- _EXERCISE PROMPT_: Lines that include the word "الباقون" are the ones to copy.
++++ SUPPLIED RECORDS
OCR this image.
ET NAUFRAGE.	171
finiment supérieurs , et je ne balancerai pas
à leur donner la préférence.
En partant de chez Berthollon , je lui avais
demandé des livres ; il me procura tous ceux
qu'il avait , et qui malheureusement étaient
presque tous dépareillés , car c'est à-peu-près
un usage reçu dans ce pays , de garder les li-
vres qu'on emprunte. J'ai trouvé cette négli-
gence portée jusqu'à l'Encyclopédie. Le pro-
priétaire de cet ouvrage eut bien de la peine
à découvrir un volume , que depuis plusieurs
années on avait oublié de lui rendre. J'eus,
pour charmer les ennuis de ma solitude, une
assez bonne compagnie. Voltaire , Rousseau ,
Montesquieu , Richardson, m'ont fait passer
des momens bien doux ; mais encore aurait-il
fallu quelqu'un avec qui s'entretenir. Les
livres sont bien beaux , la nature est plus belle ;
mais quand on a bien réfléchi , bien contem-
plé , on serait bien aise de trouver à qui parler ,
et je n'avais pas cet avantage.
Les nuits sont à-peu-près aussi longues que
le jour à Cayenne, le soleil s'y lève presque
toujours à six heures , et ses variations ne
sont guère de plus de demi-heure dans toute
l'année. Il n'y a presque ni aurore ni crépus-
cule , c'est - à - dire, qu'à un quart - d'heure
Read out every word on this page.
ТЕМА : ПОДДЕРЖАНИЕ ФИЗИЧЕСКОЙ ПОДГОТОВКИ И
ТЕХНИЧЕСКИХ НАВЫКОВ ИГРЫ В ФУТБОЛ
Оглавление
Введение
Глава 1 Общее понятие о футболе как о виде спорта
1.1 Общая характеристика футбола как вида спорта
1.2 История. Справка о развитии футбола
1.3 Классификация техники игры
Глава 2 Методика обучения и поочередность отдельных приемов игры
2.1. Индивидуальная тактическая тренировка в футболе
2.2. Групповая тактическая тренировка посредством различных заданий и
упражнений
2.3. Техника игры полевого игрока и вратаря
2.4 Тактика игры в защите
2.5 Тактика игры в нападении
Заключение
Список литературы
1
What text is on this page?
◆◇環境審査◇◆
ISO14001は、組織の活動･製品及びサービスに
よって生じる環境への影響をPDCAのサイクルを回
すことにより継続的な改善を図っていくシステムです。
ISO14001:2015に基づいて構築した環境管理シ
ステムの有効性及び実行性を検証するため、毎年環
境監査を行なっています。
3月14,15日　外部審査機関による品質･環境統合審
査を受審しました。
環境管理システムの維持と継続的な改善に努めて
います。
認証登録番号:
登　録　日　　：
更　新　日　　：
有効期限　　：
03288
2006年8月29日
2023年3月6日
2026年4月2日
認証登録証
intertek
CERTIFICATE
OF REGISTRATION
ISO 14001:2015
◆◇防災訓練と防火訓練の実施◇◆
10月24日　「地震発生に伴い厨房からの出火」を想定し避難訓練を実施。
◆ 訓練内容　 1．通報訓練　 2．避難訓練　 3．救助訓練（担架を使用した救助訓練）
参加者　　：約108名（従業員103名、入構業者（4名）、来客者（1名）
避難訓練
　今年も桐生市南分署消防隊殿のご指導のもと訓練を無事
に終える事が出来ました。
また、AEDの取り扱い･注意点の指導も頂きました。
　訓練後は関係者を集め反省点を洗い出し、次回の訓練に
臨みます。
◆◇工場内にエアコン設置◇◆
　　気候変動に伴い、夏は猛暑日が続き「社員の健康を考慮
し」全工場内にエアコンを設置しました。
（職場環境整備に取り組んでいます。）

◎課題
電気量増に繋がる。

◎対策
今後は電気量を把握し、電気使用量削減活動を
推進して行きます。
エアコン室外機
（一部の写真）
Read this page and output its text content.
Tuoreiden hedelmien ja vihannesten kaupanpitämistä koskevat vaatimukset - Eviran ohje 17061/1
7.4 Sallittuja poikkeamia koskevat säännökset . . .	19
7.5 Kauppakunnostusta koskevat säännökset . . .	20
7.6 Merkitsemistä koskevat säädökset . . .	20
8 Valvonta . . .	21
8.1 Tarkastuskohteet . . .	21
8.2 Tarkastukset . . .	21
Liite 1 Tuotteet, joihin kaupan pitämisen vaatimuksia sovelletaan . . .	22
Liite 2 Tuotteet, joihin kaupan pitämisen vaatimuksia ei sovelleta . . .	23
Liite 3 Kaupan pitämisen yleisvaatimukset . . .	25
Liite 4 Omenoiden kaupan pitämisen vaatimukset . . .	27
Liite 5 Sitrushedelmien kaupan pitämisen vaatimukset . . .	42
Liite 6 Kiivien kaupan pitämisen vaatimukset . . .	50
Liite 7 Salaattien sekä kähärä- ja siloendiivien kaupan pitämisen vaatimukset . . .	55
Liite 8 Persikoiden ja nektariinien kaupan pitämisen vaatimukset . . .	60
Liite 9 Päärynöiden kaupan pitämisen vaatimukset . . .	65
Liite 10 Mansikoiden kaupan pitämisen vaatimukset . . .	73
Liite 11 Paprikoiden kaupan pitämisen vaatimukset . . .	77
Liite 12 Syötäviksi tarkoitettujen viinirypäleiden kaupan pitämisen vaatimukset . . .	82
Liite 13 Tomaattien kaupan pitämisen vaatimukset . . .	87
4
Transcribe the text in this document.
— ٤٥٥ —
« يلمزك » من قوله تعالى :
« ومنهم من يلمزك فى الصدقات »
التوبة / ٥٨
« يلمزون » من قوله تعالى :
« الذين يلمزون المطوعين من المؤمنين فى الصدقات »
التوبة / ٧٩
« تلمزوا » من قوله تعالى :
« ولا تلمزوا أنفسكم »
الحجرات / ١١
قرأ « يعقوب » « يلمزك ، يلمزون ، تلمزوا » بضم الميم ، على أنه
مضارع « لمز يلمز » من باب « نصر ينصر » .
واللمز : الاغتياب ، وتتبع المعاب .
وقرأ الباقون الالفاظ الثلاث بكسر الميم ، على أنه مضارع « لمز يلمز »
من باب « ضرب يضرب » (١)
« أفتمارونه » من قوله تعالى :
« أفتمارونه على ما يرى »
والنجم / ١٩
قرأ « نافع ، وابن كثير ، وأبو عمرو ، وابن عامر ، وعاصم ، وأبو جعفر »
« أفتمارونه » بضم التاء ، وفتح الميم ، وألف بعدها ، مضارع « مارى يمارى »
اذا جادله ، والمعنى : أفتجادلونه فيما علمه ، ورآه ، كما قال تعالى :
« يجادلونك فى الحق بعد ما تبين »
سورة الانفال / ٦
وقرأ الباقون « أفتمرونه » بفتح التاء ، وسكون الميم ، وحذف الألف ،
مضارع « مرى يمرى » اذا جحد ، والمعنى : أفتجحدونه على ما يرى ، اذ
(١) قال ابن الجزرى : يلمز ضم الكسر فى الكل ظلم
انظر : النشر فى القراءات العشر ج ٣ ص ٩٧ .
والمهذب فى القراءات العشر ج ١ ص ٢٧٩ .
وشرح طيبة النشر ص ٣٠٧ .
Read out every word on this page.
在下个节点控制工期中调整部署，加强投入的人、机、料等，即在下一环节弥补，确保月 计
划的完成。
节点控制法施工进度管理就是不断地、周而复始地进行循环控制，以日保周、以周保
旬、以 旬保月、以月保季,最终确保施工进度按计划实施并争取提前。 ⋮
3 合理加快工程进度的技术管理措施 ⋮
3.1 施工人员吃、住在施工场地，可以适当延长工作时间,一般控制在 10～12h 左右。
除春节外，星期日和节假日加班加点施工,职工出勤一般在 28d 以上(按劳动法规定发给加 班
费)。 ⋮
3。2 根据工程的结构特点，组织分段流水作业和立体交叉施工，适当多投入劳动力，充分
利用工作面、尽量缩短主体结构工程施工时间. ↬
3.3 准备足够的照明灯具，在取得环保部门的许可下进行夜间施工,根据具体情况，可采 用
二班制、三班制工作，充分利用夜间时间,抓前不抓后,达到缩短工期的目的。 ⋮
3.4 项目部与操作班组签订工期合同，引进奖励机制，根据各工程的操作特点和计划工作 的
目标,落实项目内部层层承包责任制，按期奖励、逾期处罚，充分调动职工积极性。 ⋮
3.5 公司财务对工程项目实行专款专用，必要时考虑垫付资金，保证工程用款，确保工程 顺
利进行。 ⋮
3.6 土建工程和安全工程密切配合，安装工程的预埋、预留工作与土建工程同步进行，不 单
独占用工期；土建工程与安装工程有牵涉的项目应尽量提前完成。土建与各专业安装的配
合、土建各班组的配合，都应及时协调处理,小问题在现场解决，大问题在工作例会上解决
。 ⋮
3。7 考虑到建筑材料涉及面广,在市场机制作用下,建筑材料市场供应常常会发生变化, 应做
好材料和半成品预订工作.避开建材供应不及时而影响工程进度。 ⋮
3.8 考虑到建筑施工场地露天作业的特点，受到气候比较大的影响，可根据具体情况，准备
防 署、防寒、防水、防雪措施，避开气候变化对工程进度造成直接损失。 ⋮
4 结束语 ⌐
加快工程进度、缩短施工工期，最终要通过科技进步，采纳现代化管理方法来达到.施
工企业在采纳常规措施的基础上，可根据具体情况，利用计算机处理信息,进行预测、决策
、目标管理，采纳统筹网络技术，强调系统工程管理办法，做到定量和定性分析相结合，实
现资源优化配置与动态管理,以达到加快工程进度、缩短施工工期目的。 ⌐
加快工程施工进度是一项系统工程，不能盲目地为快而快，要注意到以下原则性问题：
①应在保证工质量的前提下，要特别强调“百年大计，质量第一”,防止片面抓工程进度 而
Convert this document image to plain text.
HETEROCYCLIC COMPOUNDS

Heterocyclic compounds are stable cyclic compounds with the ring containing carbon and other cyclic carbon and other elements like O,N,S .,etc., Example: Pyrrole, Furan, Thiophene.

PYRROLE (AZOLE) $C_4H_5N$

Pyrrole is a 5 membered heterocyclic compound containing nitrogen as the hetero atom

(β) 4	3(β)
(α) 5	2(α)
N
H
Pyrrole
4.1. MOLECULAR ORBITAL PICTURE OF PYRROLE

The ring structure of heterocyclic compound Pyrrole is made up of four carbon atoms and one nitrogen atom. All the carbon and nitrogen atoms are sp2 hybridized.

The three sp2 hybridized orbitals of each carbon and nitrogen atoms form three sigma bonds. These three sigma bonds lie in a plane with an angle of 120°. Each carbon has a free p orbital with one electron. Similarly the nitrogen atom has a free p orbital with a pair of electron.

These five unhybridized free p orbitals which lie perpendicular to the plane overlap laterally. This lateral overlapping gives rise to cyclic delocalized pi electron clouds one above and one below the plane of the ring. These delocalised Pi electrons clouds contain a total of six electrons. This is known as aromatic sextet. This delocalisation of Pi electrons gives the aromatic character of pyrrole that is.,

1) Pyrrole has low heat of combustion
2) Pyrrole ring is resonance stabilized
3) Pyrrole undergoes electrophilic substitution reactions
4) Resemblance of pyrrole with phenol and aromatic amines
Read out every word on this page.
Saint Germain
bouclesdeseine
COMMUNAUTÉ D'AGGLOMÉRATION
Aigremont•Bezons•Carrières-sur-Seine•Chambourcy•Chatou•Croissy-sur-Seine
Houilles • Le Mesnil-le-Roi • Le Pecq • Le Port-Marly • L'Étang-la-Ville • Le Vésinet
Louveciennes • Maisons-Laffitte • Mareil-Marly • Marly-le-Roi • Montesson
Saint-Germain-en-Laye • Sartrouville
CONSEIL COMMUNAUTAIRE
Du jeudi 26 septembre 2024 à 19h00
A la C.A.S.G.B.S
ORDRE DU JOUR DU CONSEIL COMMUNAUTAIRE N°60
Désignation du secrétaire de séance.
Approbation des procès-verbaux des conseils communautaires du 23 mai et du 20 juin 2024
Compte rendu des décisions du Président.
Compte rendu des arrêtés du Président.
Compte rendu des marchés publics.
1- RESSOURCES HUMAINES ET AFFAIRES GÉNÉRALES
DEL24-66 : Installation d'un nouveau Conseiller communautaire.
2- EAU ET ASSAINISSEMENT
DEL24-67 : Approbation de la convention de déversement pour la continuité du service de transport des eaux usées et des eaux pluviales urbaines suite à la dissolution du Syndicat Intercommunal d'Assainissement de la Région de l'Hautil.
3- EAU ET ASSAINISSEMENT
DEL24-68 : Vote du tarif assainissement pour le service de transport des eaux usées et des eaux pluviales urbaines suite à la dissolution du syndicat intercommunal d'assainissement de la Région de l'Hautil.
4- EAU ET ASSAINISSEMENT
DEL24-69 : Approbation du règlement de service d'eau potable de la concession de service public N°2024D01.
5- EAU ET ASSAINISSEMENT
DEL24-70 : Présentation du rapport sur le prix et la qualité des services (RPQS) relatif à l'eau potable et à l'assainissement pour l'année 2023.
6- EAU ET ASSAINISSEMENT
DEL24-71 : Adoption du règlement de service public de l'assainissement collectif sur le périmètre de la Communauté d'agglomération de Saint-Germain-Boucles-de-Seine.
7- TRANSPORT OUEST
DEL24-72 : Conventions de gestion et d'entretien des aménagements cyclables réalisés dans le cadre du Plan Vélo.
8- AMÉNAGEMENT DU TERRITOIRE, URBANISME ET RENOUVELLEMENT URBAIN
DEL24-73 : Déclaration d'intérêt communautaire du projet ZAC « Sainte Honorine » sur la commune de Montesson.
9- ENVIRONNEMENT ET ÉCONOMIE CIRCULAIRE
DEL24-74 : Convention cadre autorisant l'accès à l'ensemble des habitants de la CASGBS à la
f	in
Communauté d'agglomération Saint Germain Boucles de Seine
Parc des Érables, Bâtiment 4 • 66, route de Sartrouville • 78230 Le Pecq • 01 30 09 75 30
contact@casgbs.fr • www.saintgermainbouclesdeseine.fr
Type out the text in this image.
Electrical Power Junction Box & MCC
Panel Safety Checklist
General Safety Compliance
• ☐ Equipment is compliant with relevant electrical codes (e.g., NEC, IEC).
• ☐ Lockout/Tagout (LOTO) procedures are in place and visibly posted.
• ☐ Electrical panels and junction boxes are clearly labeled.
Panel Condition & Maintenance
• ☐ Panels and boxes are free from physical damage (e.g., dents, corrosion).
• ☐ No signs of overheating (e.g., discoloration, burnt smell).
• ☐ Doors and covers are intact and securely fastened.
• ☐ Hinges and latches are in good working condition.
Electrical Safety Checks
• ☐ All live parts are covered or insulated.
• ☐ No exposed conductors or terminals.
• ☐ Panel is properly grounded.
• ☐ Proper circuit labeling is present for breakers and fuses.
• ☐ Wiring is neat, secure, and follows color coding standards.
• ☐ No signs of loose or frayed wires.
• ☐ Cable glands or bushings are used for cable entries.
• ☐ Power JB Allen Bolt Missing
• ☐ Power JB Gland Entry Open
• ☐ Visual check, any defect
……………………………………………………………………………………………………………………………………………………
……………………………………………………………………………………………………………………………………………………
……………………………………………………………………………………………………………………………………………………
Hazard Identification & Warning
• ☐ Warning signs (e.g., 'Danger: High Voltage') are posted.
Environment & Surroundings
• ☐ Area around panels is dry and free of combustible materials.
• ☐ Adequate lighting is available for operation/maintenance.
++++++++
- _TASK OUTPUT_:
وقرأ الباقون الالفاظ الثلاث بكسر الميم ، على أنه مضارع « لمز يلمز »
وقرأ الباقون « أفتمرونه » بفتح التاء ، وسكون الميم ، وحذف الألف ،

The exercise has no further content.